>> START Given records
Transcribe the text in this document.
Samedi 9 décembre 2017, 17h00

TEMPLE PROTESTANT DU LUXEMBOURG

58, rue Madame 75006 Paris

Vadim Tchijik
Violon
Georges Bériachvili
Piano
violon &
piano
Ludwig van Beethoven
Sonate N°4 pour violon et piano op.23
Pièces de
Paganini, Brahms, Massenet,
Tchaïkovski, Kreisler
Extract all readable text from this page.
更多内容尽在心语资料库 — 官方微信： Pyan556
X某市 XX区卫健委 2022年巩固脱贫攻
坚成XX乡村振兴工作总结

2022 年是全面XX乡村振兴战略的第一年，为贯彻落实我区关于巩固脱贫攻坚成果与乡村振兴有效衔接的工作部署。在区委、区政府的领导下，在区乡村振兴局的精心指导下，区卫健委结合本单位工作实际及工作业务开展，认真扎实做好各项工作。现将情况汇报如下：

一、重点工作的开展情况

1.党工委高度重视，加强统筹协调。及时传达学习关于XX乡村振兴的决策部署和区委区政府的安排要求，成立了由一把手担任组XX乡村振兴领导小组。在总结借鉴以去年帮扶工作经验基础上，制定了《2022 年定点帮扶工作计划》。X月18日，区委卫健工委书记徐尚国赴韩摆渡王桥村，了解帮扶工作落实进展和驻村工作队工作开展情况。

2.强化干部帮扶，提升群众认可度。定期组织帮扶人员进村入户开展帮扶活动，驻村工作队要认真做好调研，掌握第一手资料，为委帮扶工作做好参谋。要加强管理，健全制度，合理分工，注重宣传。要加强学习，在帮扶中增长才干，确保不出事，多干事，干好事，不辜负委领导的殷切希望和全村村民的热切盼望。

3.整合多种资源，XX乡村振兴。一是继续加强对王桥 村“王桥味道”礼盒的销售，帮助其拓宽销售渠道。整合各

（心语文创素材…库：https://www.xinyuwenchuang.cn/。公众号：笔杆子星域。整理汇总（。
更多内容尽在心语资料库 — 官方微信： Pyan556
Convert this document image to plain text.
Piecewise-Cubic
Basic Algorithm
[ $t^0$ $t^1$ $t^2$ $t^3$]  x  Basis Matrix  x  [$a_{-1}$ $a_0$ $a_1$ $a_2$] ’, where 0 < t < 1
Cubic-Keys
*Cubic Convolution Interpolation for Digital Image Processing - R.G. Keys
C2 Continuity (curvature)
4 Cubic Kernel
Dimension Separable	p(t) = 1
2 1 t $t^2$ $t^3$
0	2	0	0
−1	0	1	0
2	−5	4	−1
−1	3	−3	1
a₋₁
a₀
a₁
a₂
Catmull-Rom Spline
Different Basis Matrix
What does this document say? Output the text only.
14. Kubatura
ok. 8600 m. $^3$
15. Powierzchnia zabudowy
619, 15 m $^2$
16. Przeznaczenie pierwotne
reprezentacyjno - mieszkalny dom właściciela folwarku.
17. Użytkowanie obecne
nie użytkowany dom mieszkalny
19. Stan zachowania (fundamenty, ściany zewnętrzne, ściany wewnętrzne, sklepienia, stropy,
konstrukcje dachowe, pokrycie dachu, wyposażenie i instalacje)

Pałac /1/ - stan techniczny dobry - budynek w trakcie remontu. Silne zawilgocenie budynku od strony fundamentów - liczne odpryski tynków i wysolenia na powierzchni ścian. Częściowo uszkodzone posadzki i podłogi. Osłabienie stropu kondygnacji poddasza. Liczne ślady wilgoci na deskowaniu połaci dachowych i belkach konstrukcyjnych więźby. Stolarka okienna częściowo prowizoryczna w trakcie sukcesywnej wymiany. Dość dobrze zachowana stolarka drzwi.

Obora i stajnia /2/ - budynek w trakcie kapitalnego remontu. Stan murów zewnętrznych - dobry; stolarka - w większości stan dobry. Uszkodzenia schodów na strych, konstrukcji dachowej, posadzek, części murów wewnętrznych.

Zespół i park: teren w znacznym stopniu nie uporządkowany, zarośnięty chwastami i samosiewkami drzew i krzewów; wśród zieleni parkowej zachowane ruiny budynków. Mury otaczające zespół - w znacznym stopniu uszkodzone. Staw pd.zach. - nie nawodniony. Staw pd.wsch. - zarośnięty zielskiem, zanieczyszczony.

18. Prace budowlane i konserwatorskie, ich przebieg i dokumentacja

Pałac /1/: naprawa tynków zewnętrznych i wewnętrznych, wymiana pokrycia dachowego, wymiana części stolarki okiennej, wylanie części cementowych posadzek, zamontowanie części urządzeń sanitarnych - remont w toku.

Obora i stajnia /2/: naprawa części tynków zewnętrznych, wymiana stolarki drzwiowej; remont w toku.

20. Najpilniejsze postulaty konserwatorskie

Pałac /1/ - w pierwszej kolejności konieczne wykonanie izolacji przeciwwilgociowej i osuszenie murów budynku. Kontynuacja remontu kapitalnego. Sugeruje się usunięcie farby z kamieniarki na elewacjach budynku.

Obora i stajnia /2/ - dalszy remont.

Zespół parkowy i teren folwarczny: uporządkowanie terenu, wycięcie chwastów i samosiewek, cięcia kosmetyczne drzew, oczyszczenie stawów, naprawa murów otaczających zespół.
>> END Given records
## Instructions for the task
Using the listing above, show each line holding the string "wymiana".

## Final answer
Pałac /1/: naprawa tynków zewnętrznych i wewnętrznych, wymiana pokrycia dachowego, wymiana części stolarki okiennej, wylanie części cementowych posadzek, zamontowanie części urządzeń sanitarnych - remont w toku.
Obora i stajnia /2/: naprawa części tynków zewnętrznych, wymiana stolarki drzwiowej; remont w toku.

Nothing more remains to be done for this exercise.